> **TASK**: Give the data below again, word for word.
┌──
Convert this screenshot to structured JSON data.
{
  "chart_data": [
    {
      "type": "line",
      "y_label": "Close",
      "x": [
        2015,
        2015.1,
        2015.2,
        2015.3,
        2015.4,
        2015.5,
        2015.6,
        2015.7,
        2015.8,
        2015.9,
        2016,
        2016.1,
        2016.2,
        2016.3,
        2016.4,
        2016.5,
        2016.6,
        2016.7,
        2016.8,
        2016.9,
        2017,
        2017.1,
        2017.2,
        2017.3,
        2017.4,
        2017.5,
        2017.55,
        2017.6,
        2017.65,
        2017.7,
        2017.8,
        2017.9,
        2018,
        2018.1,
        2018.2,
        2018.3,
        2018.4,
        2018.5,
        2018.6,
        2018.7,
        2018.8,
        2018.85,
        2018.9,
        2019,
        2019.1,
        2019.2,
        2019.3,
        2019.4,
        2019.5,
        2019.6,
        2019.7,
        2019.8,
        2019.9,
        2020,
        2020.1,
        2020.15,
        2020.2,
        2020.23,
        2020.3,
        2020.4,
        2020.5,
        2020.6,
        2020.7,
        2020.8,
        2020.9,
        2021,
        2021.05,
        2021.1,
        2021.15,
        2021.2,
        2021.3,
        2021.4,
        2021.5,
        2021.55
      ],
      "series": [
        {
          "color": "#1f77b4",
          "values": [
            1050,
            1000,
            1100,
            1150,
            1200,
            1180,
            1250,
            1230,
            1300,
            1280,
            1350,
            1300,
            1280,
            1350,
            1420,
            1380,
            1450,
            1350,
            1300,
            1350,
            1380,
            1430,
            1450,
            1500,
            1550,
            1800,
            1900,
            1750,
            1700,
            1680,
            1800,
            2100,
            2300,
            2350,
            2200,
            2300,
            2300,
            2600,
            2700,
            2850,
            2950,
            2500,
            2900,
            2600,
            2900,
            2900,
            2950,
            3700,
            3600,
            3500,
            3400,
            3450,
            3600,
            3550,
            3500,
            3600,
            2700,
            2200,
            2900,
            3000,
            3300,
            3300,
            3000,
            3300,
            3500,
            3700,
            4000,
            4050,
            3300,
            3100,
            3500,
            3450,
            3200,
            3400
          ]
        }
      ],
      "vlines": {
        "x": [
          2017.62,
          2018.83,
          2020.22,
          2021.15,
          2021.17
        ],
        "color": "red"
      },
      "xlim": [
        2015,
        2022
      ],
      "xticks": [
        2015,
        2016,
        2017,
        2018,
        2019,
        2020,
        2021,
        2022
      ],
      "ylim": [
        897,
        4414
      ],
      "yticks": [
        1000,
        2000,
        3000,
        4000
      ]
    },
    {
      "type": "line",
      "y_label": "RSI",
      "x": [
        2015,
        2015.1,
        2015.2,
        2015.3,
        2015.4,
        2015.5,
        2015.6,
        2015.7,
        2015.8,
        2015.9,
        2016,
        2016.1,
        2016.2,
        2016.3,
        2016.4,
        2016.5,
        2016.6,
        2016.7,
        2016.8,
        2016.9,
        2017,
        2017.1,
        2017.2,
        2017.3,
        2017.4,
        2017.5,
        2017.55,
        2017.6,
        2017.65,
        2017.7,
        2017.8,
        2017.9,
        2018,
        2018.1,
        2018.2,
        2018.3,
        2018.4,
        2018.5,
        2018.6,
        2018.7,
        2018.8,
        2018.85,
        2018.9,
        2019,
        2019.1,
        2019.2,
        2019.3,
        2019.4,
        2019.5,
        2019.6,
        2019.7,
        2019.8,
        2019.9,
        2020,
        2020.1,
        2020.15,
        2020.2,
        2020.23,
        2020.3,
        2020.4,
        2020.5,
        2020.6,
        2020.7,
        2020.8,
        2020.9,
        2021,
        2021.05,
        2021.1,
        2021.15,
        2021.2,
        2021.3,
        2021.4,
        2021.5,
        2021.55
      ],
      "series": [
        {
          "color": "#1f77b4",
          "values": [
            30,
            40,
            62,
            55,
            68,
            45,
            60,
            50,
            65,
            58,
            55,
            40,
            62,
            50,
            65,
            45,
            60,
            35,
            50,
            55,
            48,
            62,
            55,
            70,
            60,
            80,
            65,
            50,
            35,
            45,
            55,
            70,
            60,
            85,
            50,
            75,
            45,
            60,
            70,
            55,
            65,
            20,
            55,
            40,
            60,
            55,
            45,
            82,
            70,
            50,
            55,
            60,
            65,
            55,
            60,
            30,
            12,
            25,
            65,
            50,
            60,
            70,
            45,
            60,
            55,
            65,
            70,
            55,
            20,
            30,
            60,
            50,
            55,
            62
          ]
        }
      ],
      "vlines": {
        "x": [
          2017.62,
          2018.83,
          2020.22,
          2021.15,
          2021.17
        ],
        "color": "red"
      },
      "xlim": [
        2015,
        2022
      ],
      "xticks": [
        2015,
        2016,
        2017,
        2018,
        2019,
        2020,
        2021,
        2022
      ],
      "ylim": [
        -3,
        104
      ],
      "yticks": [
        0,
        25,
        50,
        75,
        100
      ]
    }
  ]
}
└──
> **WORKED SOLUTION**:
Convert this screenshot to structured JSON data.
{
  "chart_data": [
    {
      "type": "line",
      "y_label": "Close",
      "x": [
        2015,
        2015.1,
        2015.2,
        2015.3,
        2015.4,
        2015.5,
        2015.6,
        2015.7,
        2015.8,
        2015.9,
        2016,
        2016.1,
        2016.2,
        2016.3,
        2016.4,
        2016.5,
        2016.6,
        2016.7,
        2016.8,
        2016.9,
        2017,
        2017.1,
        2017.2,
        2017.3,
        2017.4,
        2017.5,
        2017.55,
        2017.6,
        2017.65,
        2017.7,
        2017.8,
        2017.9,
        2018,
        2018.1,
        2018.2,
        2018.3,
        2018.4,
        2018.5,
        2018.6,
        2018.7,
        2018.8,
        2018.85,
        2018.9,
        2019,
        2019.1,
        2019.2,
        2019.3,
        2019.4,
        2019.5,
        2019.6,
        2019.7,
        2019.8,
        2019.9,
        2020,
        2020.1,
        2020.15,
        2020.2,
        2020.23,
        2020.3,
        2020.4,
        2020.5,
        2020.6,
        2020.7,
        2020.8,
        2020.9,
        2021,
        2021.05,
        2021.1,
        2021.15,
        2021.2,
        2021.3,
        2021.4,
        2021.5,
        2021.55
      ],
      "series": [
        {
          "color": "#1f77b4",
          "values": [
            1050,
            1000,
            1100,
            1150,
            1200,
            1180,
            1250,
            1230,
            1300,
            1280,
            1350,
            1300,
            1280,
            1350,
            1420,
            1380,
            1450,
            1350,
            1300,
            1350,
            1380,
            1430,
            1450,
            1500,
            1550,
            1800,
            1900,
            1750,
            1700,
            1680,
            1800,
            2100,
            2300,
            2350,
            2200,
            2300,
            2300,
            2600,
            2700,
            2850,
            2950,
            2500,
            2900,
            2600,
            2900,
            2900,
            2950,
            3700,
            3600,
            3500,
            3400,
            3450,
            3600,
            3550,
            3500,
            3600,
            2700,
            2200,
            2900,
            3000,
            3300,
            3300,
            3000,
            3300,
            3500,
            3700,
            4000,
            4050,
            3300,
            3100,
            3500,
            3450,
            3200,
            3400
          ]
        }
      ],
      "vlines": {
        "x": [
          2017.62,
          2018.83,
          2020.22,
          2021.15,
          2021.17
        ],
        "color": "red"
      },
      "xlim": [
        2015,
        2022
      ],
      "xticks": [
        2015,
        2016,
        2017,
        2018,
        2019,
        2020,
        2021,
        2022
      ],
      "ylim": [
        897,
        4414
      ],
      "yticks": [
        1000,
        2000,
        3000,
        4000
      ]
    },
    {
      "type": "line",
      "y_label": "RSI",
      "x": [
        2015,
        2015.1,
        2015.2,
        2015.3,
        2015.4,
        2015.5,
        2015.6,
        2015.7,
        2015.8,
        2015.9,
        2016,
        2016.1,
        2016.2,
        2016.3,
        2016.4,
        2016.5,
        2016.6,
        2016.7,
        2016.8,
        2016.9,
        2017,
        2017.1,
        2017.2,
        2017.3,
        2017.4,
        2017.5,
        2017.55,
        2017.6,
        2017.65,
        2017.7,
        2017.8,
        2017.9,
        2018,
        2018.1,
        2018.2,
        2018.3,
        2018.4,
        2018.5,
        2018.6,
        2018.7,
        2018.8,
        2018.85,
        2018.9,
        2019,
        2019.1,
        2019.2,
        2019.3,
        2019.4,
        2019.5,
        2019.6,
        2019.7,
        2019.8,
        2019.9,
        2020,
        2020.1,
        2020.15,
        2020.2,
        2020.23,
        2020.3,
        2020.4,
        2020.5,
        2020.6,
        2020.7,
        2020.8,
        2020.9,
        2021,
        2021.05,
        2021.1,
        2021.15,
        2021.2,
        2021.3,
        2021.4,
        2021.5,
        2021.55
      ],
      "series": [
        {
          "color": "#1f77b4",
          "values": [
            30,
            40,
            62,
            55,
            68,
            45,
            60,
            50,
            65,
            58,
            55,
            40,
            62,
            50,
            65,
            45,
            60,
            35,
            50,
            55,
            48,
            62,
            55,
            70,
            60,
            80,
            65,
            50,
            35,
            45,
            55,
            70,
            60,
            85,
            50,
            75,
            45,
            60,
            70,
            55,
            65,
            20,
            55,
            40,
            60,
            55,
            45,
            82,
            70,
            50,
            55,
            60,
            65,
            55,
            60,
            30,
            12,
            25,
            65,
            50,
            60,
            70,
            45,
            60,
            55,
            65,
            70,
            55,
            20,
            30,
            60,
            50,
            55,
            62
          ]
        }
      ],
      "vlines": {
        "x": [
          2017.62,
          2018.83,
          2020.22,
          2021.15,
          2021.17
        ],
        "color": "red"
      },
      "xlim": [
        2015,
        2022
      ],
      "xticks": [
        2015,
        2016,
        2017,
        2018,
        2019,
        2020,
        2021,
        2022
      ],
      "ylim": [
        -3,
        104
      ],
      "yticks": [
        0,
        25,
        50,
        75,
        100
      ]
    }
  ]
}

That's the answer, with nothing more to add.